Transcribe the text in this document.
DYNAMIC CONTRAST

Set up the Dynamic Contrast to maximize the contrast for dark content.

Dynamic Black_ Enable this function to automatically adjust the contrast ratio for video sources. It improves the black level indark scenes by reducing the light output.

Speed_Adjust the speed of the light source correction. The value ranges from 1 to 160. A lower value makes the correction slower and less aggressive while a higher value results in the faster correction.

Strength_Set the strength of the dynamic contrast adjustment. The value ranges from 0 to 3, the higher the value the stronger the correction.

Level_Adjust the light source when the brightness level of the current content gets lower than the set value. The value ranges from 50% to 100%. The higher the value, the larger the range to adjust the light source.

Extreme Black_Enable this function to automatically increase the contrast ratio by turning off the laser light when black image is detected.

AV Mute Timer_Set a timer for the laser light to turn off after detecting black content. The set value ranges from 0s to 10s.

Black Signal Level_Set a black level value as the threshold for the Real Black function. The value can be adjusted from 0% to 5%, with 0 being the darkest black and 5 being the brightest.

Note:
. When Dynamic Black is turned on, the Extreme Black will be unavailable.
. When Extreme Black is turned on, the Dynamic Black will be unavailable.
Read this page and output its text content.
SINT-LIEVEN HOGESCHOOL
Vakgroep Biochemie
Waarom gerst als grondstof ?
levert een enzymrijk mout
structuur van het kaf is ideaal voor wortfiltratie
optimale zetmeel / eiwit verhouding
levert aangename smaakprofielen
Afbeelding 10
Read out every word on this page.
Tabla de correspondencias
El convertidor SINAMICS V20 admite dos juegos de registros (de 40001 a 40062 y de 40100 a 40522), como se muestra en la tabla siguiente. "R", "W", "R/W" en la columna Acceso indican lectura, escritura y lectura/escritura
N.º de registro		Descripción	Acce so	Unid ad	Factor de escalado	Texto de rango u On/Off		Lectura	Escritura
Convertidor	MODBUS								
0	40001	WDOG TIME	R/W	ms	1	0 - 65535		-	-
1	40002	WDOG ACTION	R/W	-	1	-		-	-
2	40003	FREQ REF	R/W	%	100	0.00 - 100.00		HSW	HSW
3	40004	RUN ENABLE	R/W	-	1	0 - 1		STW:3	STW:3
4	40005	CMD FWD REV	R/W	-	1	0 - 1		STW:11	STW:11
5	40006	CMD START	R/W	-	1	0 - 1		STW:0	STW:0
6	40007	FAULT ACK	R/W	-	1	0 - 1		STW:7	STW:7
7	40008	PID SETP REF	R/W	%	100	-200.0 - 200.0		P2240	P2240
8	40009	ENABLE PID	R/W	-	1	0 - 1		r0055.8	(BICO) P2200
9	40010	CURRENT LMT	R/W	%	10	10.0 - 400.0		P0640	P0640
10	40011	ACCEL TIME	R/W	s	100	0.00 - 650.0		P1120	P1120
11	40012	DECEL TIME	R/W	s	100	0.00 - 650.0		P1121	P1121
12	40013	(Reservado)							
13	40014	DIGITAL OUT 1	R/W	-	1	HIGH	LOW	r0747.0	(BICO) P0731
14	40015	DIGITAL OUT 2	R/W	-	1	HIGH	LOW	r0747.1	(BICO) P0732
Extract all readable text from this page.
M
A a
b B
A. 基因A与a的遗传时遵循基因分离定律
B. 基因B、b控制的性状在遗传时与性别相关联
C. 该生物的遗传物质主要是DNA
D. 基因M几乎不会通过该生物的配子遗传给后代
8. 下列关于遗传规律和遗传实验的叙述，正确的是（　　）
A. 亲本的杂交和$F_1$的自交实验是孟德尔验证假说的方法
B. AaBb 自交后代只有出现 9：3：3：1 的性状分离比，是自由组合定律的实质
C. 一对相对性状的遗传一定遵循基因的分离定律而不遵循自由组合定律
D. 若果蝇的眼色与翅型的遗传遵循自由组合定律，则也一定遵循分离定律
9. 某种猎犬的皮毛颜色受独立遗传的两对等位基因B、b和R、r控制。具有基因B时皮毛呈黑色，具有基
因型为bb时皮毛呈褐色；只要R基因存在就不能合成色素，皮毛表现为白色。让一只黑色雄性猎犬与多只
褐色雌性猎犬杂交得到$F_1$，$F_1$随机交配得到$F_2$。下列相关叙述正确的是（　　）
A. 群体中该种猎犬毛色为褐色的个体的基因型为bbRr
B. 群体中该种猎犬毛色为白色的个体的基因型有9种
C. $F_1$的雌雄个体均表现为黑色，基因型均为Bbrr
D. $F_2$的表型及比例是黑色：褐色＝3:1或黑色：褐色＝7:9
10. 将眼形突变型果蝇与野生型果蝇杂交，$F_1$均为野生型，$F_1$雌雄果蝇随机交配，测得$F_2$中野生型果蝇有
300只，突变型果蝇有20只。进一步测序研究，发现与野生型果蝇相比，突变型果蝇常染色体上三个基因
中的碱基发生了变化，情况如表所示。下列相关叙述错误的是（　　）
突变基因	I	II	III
------------------------------
YOUR TASK - Determine the number of lines in the records that include the string "from", and respond with that number only.

SOLUTION TO THIS PROBLEM - 6